* YOUR OBJECTIVE *
What follows is a set of records, each of which is to be written out exactly.

[Collected data entries]
++++++++

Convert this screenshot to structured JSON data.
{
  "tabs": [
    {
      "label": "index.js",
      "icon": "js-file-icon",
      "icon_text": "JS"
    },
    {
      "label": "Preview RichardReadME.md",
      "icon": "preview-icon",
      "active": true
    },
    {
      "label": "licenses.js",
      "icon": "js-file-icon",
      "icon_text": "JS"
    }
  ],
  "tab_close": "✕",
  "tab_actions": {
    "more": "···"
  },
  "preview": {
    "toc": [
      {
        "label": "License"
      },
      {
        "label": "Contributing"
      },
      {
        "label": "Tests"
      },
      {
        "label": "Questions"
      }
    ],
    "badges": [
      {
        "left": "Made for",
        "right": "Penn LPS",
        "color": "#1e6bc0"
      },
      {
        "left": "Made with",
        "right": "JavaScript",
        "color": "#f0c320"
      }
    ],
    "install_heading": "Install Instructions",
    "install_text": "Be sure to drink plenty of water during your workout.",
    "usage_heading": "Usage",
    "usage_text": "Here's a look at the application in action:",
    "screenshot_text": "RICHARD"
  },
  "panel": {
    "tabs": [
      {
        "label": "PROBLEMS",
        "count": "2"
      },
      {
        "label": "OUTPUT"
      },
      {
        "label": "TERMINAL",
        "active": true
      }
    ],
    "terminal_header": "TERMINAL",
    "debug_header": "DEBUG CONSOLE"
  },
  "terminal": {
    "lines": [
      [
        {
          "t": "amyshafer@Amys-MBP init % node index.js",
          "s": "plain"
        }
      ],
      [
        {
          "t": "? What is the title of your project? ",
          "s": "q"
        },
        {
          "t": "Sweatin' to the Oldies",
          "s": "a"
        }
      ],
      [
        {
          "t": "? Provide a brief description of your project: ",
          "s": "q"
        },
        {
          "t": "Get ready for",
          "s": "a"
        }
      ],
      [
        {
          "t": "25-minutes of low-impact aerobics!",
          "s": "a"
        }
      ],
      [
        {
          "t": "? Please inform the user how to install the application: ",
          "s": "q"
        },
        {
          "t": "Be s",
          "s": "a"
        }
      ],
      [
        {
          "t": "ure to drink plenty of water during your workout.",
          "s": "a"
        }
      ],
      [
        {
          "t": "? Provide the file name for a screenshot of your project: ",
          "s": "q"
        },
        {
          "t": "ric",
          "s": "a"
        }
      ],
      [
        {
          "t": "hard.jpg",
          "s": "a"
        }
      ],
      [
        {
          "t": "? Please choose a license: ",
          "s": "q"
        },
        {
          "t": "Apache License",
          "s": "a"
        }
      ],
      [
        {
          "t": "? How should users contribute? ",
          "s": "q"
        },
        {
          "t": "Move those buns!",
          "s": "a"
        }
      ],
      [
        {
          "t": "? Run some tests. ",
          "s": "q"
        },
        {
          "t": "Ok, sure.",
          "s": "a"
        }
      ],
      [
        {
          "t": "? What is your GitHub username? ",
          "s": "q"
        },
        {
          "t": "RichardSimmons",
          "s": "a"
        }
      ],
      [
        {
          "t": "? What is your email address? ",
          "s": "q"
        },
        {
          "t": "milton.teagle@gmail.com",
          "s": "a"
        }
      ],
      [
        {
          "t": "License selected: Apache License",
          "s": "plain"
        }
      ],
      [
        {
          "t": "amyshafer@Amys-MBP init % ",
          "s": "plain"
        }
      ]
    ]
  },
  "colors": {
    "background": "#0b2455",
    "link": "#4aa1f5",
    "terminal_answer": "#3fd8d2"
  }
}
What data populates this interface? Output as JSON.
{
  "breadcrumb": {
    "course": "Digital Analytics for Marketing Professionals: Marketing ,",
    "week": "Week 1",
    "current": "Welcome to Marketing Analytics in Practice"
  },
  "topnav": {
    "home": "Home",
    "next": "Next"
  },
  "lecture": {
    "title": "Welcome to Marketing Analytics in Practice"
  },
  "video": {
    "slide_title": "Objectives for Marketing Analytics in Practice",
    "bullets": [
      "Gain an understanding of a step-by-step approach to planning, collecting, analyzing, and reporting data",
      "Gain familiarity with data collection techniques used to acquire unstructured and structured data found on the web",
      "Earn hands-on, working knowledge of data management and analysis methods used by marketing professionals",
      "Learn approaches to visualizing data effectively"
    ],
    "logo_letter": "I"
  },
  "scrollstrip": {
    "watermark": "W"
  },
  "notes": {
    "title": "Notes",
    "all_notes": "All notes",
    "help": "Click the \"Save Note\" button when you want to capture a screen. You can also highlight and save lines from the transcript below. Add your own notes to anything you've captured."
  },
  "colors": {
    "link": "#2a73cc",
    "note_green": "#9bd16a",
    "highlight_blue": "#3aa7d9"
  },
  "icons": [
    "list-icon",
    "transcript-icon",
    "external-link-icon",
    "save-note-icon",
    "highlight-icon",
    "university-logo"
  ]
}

++++++++

* RESULT OF THE EXERCISE *
Convert this screenshot to structured JSON data.
{
  "tabs": [
    {
      "label": "index.js",
      "icon": "js-file-icon",
      "icon_text": "JS"
    },
    {
      "label": "Preview RichardReadME.md",
      "icon": "preview-icon",
      "active": true
    },
    {
      "label": "licenses.js",
      "icon": "js-file-icon",
      "icon_text": "JS"
    }
  ],
  "tab_close": "✕",
  "tab_actions": {
    "more": "···"
  },
  "preview": {
    "toc": [
      {
        "label": "License"
      },
      {
        "label": "Contributing"
      },
      {
        "label": "Tests"
      },
      {
        "label": "Questions"
      }
    ],
    "badges": [
      {
        "left": "Made for",
        "right": "Penn LPS",
        "color": "#1e6bc0"
      },
      {
        "left": "Made with",
        "right": "JavaScript",
        "color": "#f0c320"
      }
    ],
    "install_heading": "Install Instructions",
    "install_text": "Be sure to drink plenty of water during your workout.",
    "usage_heading": "Usage",
    "usage_text": "Here's a look at the application in action:",
    "screenshot_text": "RICHARD"
  },
  "panel": {
    "tabs": [
      {
        "label": "PROBLEMS",
        "count": "2"
      },
      {
        "label": "OUTPUT"
      },
      {
        "label": "TERMINAL",
        "active": true
      }
    ],
    "terminal_header": "TERMINAL",
    "debug_header": "DEBUG CONSOLE"
  },
  "terminal": {
    "lines": [
      [
        {
          "t": "amyshafer@Amys-MBP init % node index.js",
          "s": "plain"
        }
      ],
      [
        {
          "t": "? What is the title of your project? ",
          "s": "q"
        },
        {
          "t": "Sweatin' to the Oldies",
          "s": "a"
        }
      ],
      [
        {
          "t": "? Provide a brief description of your project: ",
          "s": "q"
        },
        {
          "t": "Get ready for",
          "s": "a"
        }
      ],
      [
        {
          "t": "25-minutes of low-impact aerobics!",
          "s": "a"
        }
      ],
      [
        {
          "t": "? Please inform the user how to install the application: ",
          "s": "q"
        },
        {
          "t": "Be s",
          "s": "a"
        }
      ],
      [
        {
          "t": "ure to drink plenty of water during your workout.",
          "s": "a"
        }
      ],
      [
        {
          "t": "? Provide the file name for a screenshot of your project: ",
          "s": "q"
        },
        {
          "t": "ric",
          "s": "a"
        }
      ],
      [
        {
          "t": "hard.jpg",
          "s": "a"
        }
      ],
      [
        {
          "t": "? Please choose a license: ",
          "s": "q"
        },
        {
          "t": "Apache License",
          "s": "a"
        }
      ],
      [
        {
          "t": "? How should users contribute? ",
          "s": "q"
        },
        {
          "t": "Move those buns!",
          "s": "a"
        }
      ],
      [
        {
          "t": "? Run some tests. ",
          "s": "q"
        },
        {
          "t": "Ok, sure.",
          "s": "a"
        }
      ],
      [
        {
          "t": "? What is your GitHub username? ",
          "s": "q"
        },
        {
          "t": "RichardSimmons",
          "s": "a"
        }
      ],
      [
        {
          "t": "? What is your email address? ",
          "s": "q"
        },
        {
          "t": "milton.teagle@gmail.com",
          "s": "a"
        }
      ],
      [
        {
          "t": "License selected: Apache License",
          "s": "plain"
        }
      ],
      [
        {
          "t": "amyshafer@Amys-MBP init % ",
          "s": "plain"
        }
      ]
    ]
  },
  "colors": {
    "background": "#0b2455",
    "link": "#4aa1f5",
    "terminal_answer": "#3fd8d2"
  }
}
What data populates this interface? Output as JSON.
{
  "breadcrumb": {
    "course": "Digital Analytics for Marketing Professionals: Marketing ,",
    "week": "Week 1",
    "current": "Welcome to Marketing Analytics in Practice"
  },
  "topnav": {
    "home": "Home",
    "next": "Next"
  },
  "lecture": {
    "title": "Welcome to Marketing Analytics in Practice"
  },
  "video": {
    "slide_title": "Objectives for Marketing Analytics in Practice",
    "bullets": [
      "Gain an understanding of a step-by-step approach to planning, collecting, analyzing, and reporting data",
      "Gain familiarity with data collection techniques used to acquire unstructured and structured data found on the web",
      "Earn hands-on, working knowledge of data management and analysis methods used by marketing professionals",
      "Learn approaches to visualizing data effectively"
    ],
    "logo_letter": "I"
  },
  "scrollstrip": {
    "watermark": "W"
  },
  "notes": {
    "title": "Notes",
    "all_notes": "All notes",
    "help": "Click the \"Save Note\" button when you want to capture a screen. You can also highlight and save lines from the transcript below. Add your own notes to anything you've captured."
  },
  "colors": {
    "link": "#2a73cc",
    "note_green": "#9bd16a",
    "highlight_blue": "#3aa7d9"
  },
  "icons": [
    "list-icon",
    "transcript-icon",
    "external-link-icon",
    "save-note-icon",
    "highlight-icon",
    "university-logo"
  ]
}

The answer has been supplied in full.